*The problem*. Provide the number of lines where the word "JSON" occurs, and no other text.

____ Extracted entries

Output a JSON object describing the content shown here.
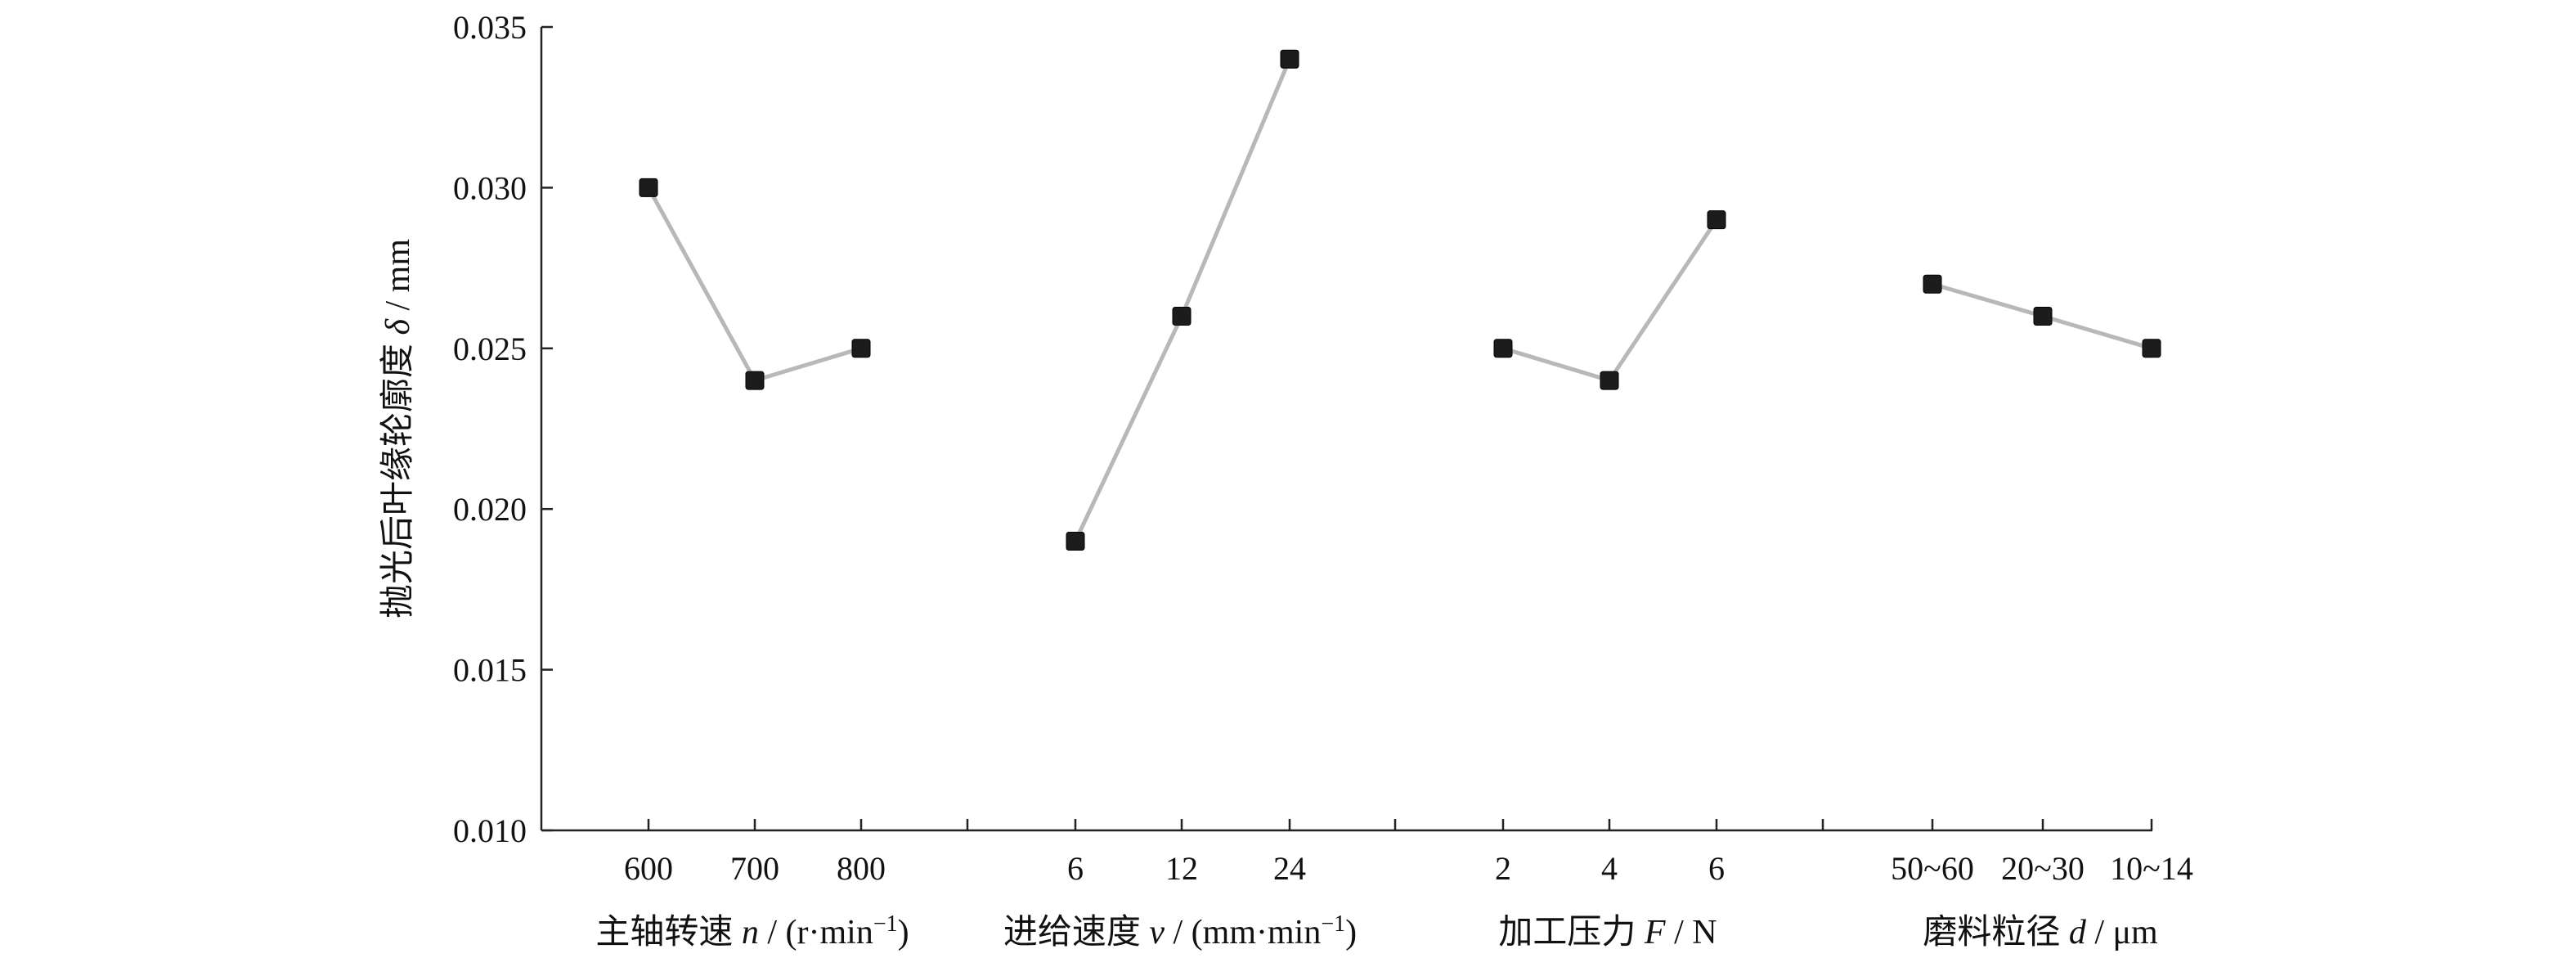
{
  "chart_data": {
    "type": "line",
    "ylabel": {
      "text": "抛光后叶缘轮廓度 ",
      "symbol": "δ",
      "unit": " / mm"
    },
    "ylim": [
      0.01,
      0.035
    ],
    "yticks": [
      "0.010",
      "0.015",
      "0.020",
      "0.025",
      "0.030",
      "0.035"
    ],
    "ytick_values": [
      0.01,
      0.015,
      0.02,
      0.025,
      0.03,
      0.035
    ],
    "grid": false,
    "groups": [
      {
        "xlabel": {
          "text": "主轴转速 ",
          "symbol": "n",
          "unit_prefix": " / (r·min",
          "unit_sup": "−1",
          "unit_suffix": ")"
        },
        "categories": [
          "600",
          "700",
          "800"
        ],
        "values": [
          0.03,
          0.024,
          0.025
        ]
      },
      {
        "xlabel": {
          "text": "进给速度 ",
          "symbol": "v",
          "unit_prefix": " / (mm·min",
          "unit_sup": "−1",
          "unit_suffix": ")"
        },
        "categories": [
          "6",
          "12",
          "24"
        ],
        "values": [
          0.019,
          0.026,
          0.034
        ]
      },
      {
        "xlabel": {
          "text": "加工压力 ",
          "symbol": "F",
          "unit_prefix": " / N",
          "unit_sup": "",
          "unit_suffix": ""
        },
        "categories": [
          "2",
          "4",
          "6"
        ],
        "values": [
          0.025,
          0.024,
          0.029
        ]
      },
      {
        "xlabel": {
          "text": "磨料粒径 ",
          "symbol": "d",
          "unit_prefix": " / μm",
          "unit_sup": "",
          "unit_suffix": ""
        },
        "categories": [
          "50~60",
          "20~30",
          "10~14"
        ],
        "values": [
          0.027,
          0.026,
          0.025
        ]
      }
    ]
  }
}
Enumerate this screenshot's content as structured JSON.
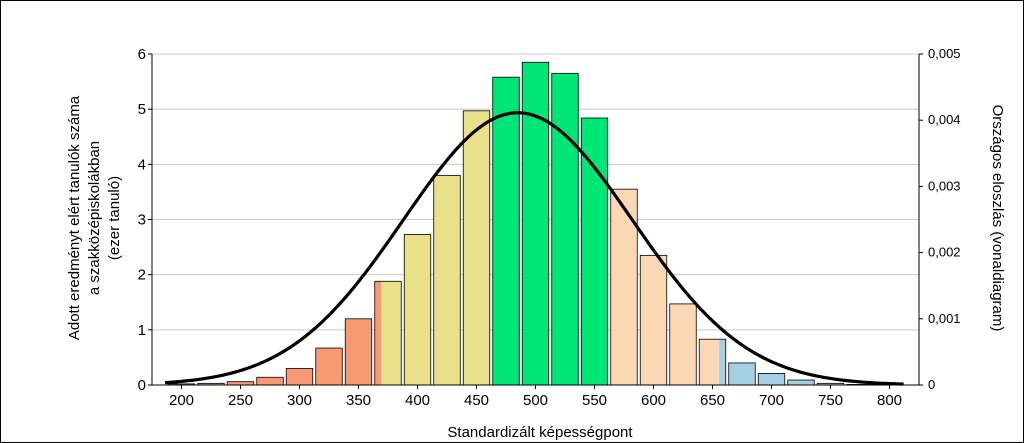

________

*Written solution*. 2